<<<<
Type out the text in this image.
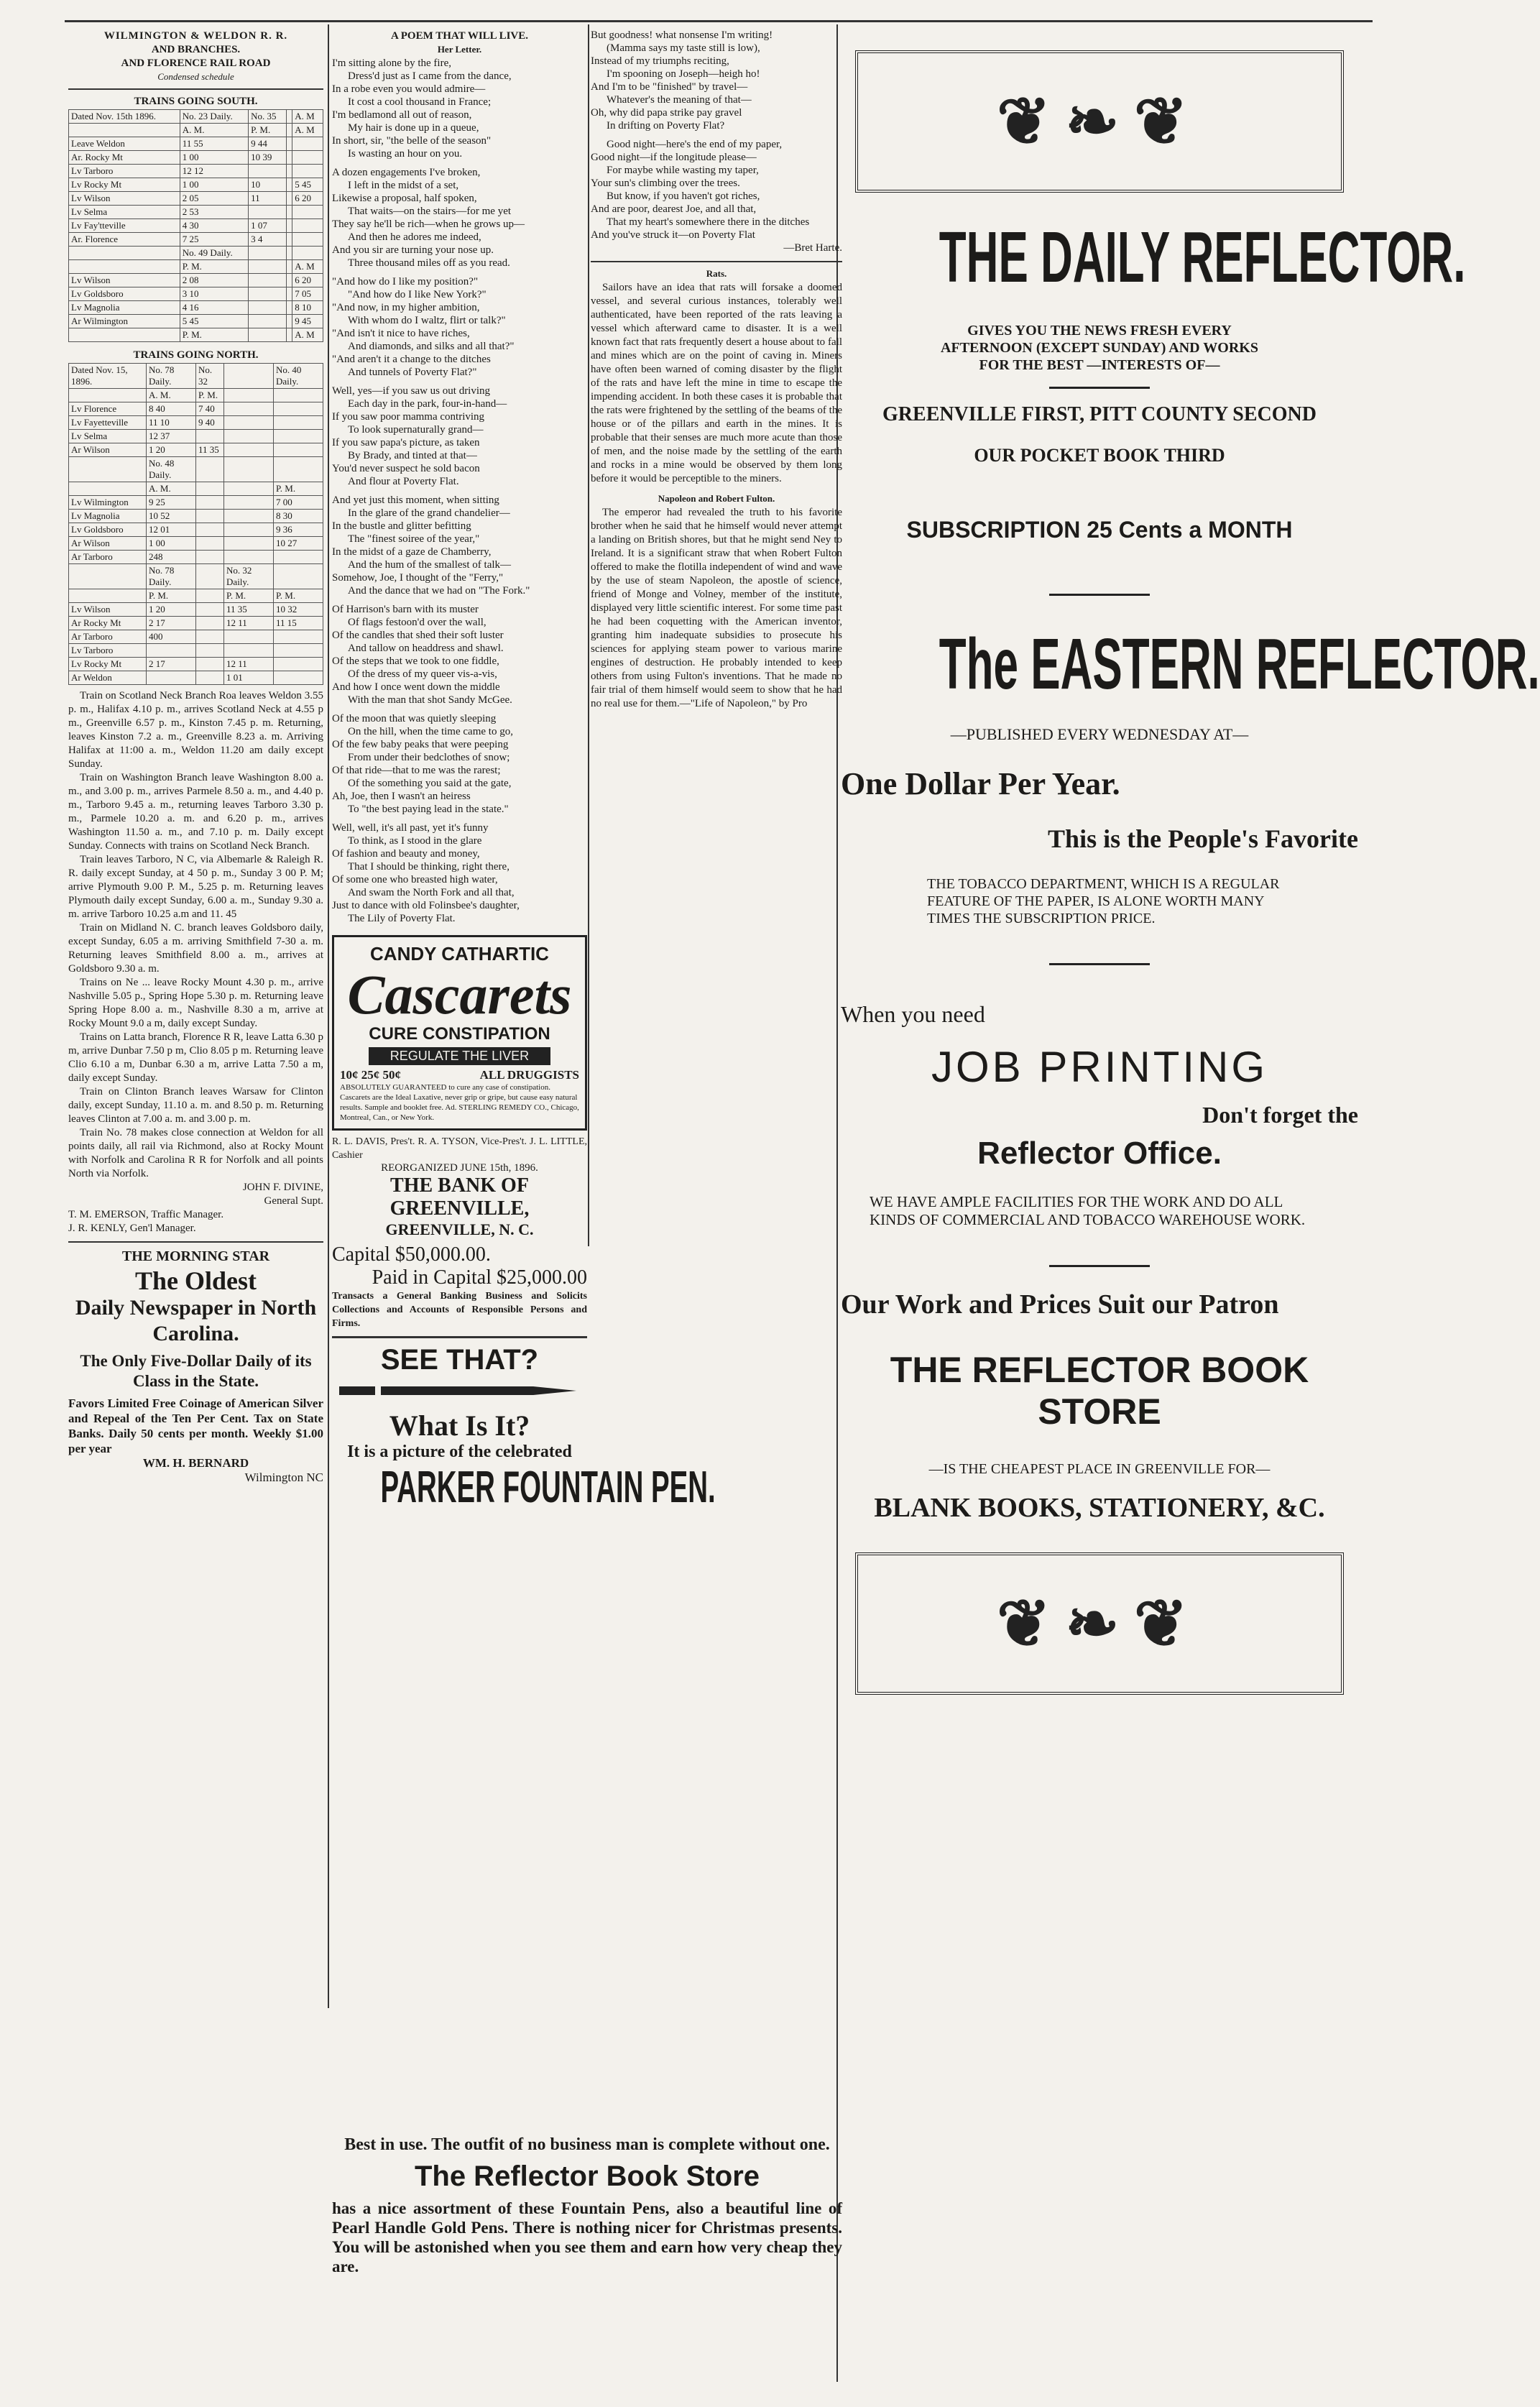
WILMINGTON & WELDON R. R.
AND BRANCHES.
AND FLORENCE RAIL ROAD
Condensed schedule
TRAINS GOING SOUTH.
Dated Nov. 15th 1896.	No. 23 Daily.	No. 35		A. M
	A. M.	P. M.		A. M
Leave Weldon	11 55	9 44		
Ar. Rocky Mt	1 00	10 39		
Lv Tarboro	12 12			
Lv Rocky Mt	1 00	10		5 45
Lv Wilson	2 05	11		6 20
Lv Selma	2 53			
Lv Fay'tteville	4 30	1 07		
Ar. Florence	7 25	3 4		
	No. 49 Daily.			
	P. M.			A. M
Lv Wilson	2 08			6 20
Lv Goldsboro	3 10			7 05
Lv Magnolia	4 16			8 10
Ar Wilmington	5 45			9 45
	P. M.			A. M
TRAINS GOING NORTH.
Dated Nov. 15, 1896.	No. 78 Daily.	No. 32		No. 40 Daily.
	A. M.	P. M.		
Lv Florence	8 40	7 40		
Lv Fayetteville	11 10	9 40		
Lv Selma	12 37			
Ar Wilson	1 20	11 35		
	No. 48 Daily.			
	A. M.			P. M.
Lv Wilmington	9 25			7 00
Lv Magnolia	10 52			8 30
Lv Goldsboro	12 01			9 36
Ar Wilson	1 00			10 27
Ar Tarboro	248			
	No. 78 Daily.		No. 32 Daily.	
	P. M.		P. M.	P. M.
Lv Wilson	1 20		11 35	10 32
Ar Rocky Mt	2 17		12 11	11 15
Ar Tarboro	400			
Lv Tarboro				
Lv Rocky Mt	2 17		12 11	
Ar Weldon			1 01	

Train on Scotland Neck Branch Roa leaves Weldon 3.55 p. m., Halifax 4.10 p. m., arrives Scotland Neck at 4.55 p m., Greenville 6.57 p. m., Kinston 7.45 p. m. Returning, leaves Kinston 7.2 a. m., Greenville 8.23 a. m. Arriving Halifax at 11:00 a. m., Weldon 11.20 am daily except Sunday.

Train on Washington Branch leave Washington 8.00 a. m., and 3.00 p. m., arrives Parmele 8.50 a. m., and 4.40 p. m., Tarboro 9.45 a. m., returning leaves Tarboro 3.30 p. m., Parmele 10.20 a. m. and 6.20 p. m., arrives Washington 11.50 a. m., and 7.10 p. m. Daily except Sunday. Connects with trains on Scotland Neck Branch.

Train leaves Tarboro, N C, via Albemarle & Raleigh R. R. daily except Sunday, at 4 50 p. m., Sunday 3 00 P. M; arrive Plymouth 9.00 P. M., 5.25 p. m. Returning leaves Plymouth daily except Sunday, 6.00 a. m., Sunday 9.30 a. m. arrive Tarboro 10.25 a.m and 11. 45

Train on Midland N. C. branch leaves Goldsboro daily, except Sunday, 6.05 a m. arriving Smithfield 7-30 a. m. Returning leaves Smithfield 8.00 a. m., arrives at Goldsboro 9.30 a. m.

Trains on Ne ... leave Rocky Mount 4.30 p. m., arrive Nashville 5.05 p., Spring Hope 5.30 p. m. Returning leave Spring Hope 8.00 a. m., Nashville 8.30 a m, arrive at Rocky Mount 9.0 a m, daily except Sunday.

Trains on Latta branch, Florence R R, leave Latta 6.30 p m, arrive Dunbar 7.50 p m, Clio 8.05 p m. Returning leave Clio 6.10 a m, Dunbar 6.30 a m, arrive Latta 7.50 a m, daily except Sunday.

Train on Clinton Branch leaves Warsaw for Clinton daily, except Sunday, 11.10 a. m. and 8.50 p. m. Returning leaves Clinton at 7.00 a. m. and 3.00 p. m.

Train No. 78 makes close connection at Weldon for all points daily, all rail via Richmond, also at Rocky Mount with Norfolk and Carolina R R for Norfolk and all points North via Norfolk.

JOHN F. DIVINE,
General Supt.
T. M. EMERSON, Traffic Manager.
J. R. KENLY, Gen'l Manager.
THE MORNING STAR
The Oldest
Daily Newspaper in North Carolina.
The Only Five-Dollar Daily of its Class in the State.
Favors Limited Free Coinage of American Silver and Repeal of the Ten Per Cent. Tax on State Banks. Daily 50 cents per month. Weekly $1.00 per year
WM. H. BERNARD
Wilmington NC
A POEM THAT WILL LIVE.
Her Letter.

I'm sitting alone by the fire,

Dress'd just as I came from the dance,

In a robe even you would admire—

It cost a cool thousand in France;

I'm bedlamond all out of reason,

My hair is done up in a queue,

In short, sir, "the belle of the season"

Is wasting an hour on you.

A dozen engagements I've broken,

I left in the midst of a set,

Likewise a proposal, half spoken,

That waits—on the stairs—for me yet

They say he'll be rich—when he grows up—

And then he adores me indeed,

And you sir are turning your nose up.

Three thousand miles off as you read.

"And how do I like my position?"

"And how do I like New York?"

"And now, in my higher ambition,

With whom do I waltz, flirt or talk?"

"And isn't it nice to have riches,

And diamonds, and silks and all that?"

"And aren't it a change to the ditches

And tunnels of Poverty Flat?"

Well, yes—if you saw us out driving

Each day in the park, four-in-hand—

If you saw poor mamma contriving

To look supernaturally grand—

If you saw papa's picture, as taken

By Brady, and tinted at that—

You'd never suspect he sold bacon

And flour at Poverty Flat.

And yet just this moment, when sitting

In the glare of the grand chandelier—

In the bustle and glitter befitting

The "finest soiree of the year,"

In the midst of a gaze de Chamberry,

And the hum of the smallest of talk—

Somehow, Joe, I thought of the "Ferry,"

And the dance that we had on "The Fork."

Of Harrison's barn with its muster

Of flags festoon'd over the wall,

Of the candles that shed their soft luster

And tallow on headdress and shawl.

Of the steps that we took to one fiddle,

Of the dress of my queer vis-a-vis,

And how I once went down the middle

With the man that shot Sandy McGee.

Of the moon that was quietly sleeping

On the hill, when the time came to go,

Of the few baby peaks that were peeping

From under their bedclothes of snow;

Of that ride—that to me was the rarest;

Of the something you said at the gate,

Ah, Joe, then I wasn't an heiress

To "the best paying lead in the state."

Well, well, it's all past, yet it's funny

To think, as I stood in the glare

Of fashion and beauty and money,

That I should be thinking, right there,

Of some one who breasted high water,

And swam the North Fork and all that,

Just to dance with old Folinsbee's daughter,

The Lily of Poverty Flat.

CANDY CATHARTIC
Cascarets
CURE CONSTIPATION
REGULATE THE LIVER
10¢ 25¢ 50¢	ALL DRUGGISTS
ABSOLUTELY GUARANTEED to cure any case of constipation. Cascarets are the Ideal Laxative, never grip or gripe, but cause easy natural results. Sample and booklet free. Ad. STERLING REMEDY CO., Chicago, Montreal, Can., or New York.
R. L. DAVIS, Pres't. R. A. TYSON, Vice-Pres't. J. L. LITTLE, Cashier
REORGANIZED JUNE 15th, 1896.
THE BANK OF GREENVILLE,
GREENVILLE, N. C.
Capital $50,000.00.
Paid in Capital $25,000.00
Transacts a General Banking Business and Solicits Collections and Accounts of Responsible Persons and Firms.
SEE THAT?
What Is It?
It is a picture of the celebrated
PARKER FOUNTAIN PEN.

But goodness! what nonsense I'm writing!

(Mamma says my taste still is low),

Instead of my triumphs reciting,

I'm spooning on Joseph—heigh ho!

And I'm to be "finished" by travel—

Whatever's the meaning of that—

Oh, why did papa strike pay gravel

In drifting on Poverty Flat?

Good night—here's the end of my paper,

Good night—if the longitude please—

For maybe while wasting my taper,

Your sun's climbing over the trees.

But know, if you haven't got riches,

And are poor, dearest Joe, and all that,

That my heart's somewhere there in the ditches

And you've struck it—on Poverty Flat

—Bret Harte.
Rats.

Sailors have an idea that rats will forsake a doomed vessel, and several curious instances, tolerably well authenticated, have been reported of the rats leaving a vessel which afterward came to disaster. It is a well known fact that rats frequently desert a house about to fall and mines which are on the point of caving in. Miners have often been warned of coming disaster by the flight of the rats and have left the mine in time to escape the impending accident. In both these cases it is probable that the rats were frightened by the settling of the beams of the house or of the pillars and earth in the mines. It is probable that their senses are much more acute than those of men, and the noise made by the settling of the earth and rocks in a mine would be observed by them long before it would be perceptible to the miners.

Napoleon and Robert Fulton.

The emperor had revealed the truth to his favorite brother when he said that he himself would never attempt a landing on British shores, but that he might send Ney to Ireland. It is a significant straw that when Robert Fulton offered to make the flotilla independent of wind and wave by the use of steam Napoleon, the apostle of science, friend of Monge and Volney, member of the institute, displayed very little scientific interest. For some time past he had been coquetting with the American inventor, granting him inadequate subsidies to prosecute his sciences for applying steam power to various marine engines of destruction. He probably intended to keep others from using Fulton's inventions. That he made no fair trial of them himself would seem to show that he had no real use for them.—"Life of Napoleon," by Pro

Best in use. The outfit of no business man is complete without one.
The Reflector Book Store
has a nice assortment of these Fountain Pens, also a beautiful line of Pearl Handle Gold Pens. There is nothing nicer for Christmas presents. You will be astonished when you see them and earn how very cheap they are.
❦❧❦
THE DAILY REFLECTOR.
GIVES YOU THE NEWS FRESH EVERY AFTERNOON (EXCEPT SUNDAY) AND WORKS FOR THE BEST —INTERESTS OF—
GREENVILLE FIRST, PITT COUNTY SECOND
OUR POCKET BOOK THIRD
SUBSCRIPTION 25 Cents a MONTH
The EASTERN REFLECTOR.
—PUBLISHED EVERY WEDNESDAY AT—
One Dollar Per Year.
This is the People's Favorite
THE TOBACCO DEPARTMENT, WHICH IS A REGULAR FEATURE OF THE PAPER, IS ALONE WORTH MANY TIMES THE SUBSCRIPTION PRICE.
When you need
JOB PRINTING
Don't forget the
Reflector Office.
WE HAVE AMPLE FACILITIES FOR THE WORK AND DO ALL KINDS OF COMMERCIAL AND TOBACCO WAREHOUSE WORK.
Our Work and Prices Suit our Patron
THE REFLECTOR BOOK STORE
—IS THE CHEAPEST PLACE IN GREENVILLE FOR—
BLANK BOOKS, STATIONERY, &C.
❦❧❦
>>>>
§ What you should do
From the entries above, copy each line holding "ditches".

§ The output
"And aren't it a change to the ditches
That my heart's somewhere there in the ditches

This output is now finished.